Dataset records
++++++

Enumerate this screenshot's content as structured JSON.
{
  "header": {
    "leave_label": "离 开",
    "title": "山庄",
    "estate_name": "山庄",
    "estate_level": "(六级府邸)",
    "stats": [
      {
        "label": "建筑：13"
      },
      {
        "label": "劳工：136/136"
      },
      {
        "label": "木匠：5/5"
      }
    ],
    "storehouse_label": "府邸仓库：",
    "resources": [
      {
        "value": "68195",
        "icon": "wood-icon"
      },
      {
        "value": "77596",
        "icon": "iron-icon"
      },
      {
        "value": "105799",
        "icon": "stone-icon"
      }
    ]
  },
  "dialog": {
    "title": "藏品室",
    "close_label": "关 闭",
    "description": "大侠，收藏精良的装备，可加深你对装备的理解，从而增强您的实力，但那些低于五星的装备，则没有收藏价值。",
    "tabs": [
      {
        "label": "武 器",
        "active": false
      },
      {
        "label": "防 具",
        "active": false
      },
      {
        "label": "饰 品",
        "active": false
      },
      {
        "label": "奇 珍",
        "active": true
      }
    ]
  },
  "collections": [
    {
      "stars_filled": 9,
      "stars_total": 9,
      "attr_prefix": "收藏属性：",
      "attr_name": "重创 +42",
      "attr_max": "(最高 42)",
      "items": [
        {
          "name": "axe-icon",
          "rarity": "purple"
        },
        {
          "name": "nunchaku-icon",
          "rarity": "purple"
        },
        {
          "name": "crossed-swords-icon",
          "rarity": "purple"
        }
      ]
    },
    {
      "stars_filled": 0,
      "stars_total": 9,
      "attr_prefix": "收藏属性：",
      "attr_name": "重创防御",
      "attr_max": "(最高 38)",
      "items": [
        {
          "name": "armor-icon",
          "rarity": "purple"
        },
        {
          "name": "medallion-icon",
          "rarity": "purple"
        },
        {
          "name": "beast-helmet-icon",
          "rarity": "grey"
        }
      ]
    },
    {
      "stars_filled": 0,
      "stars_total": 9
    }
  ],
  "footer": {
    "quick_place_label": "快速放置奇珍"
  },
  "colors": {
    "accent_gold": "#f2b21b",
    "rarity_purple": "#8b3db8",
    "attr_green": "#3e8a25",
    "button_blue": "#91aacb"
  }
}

++++++

* _What to work on_: Check each line in the listing above for the string "icon", then report how many lines contain it, with no other text.

* _Problem solution_: 9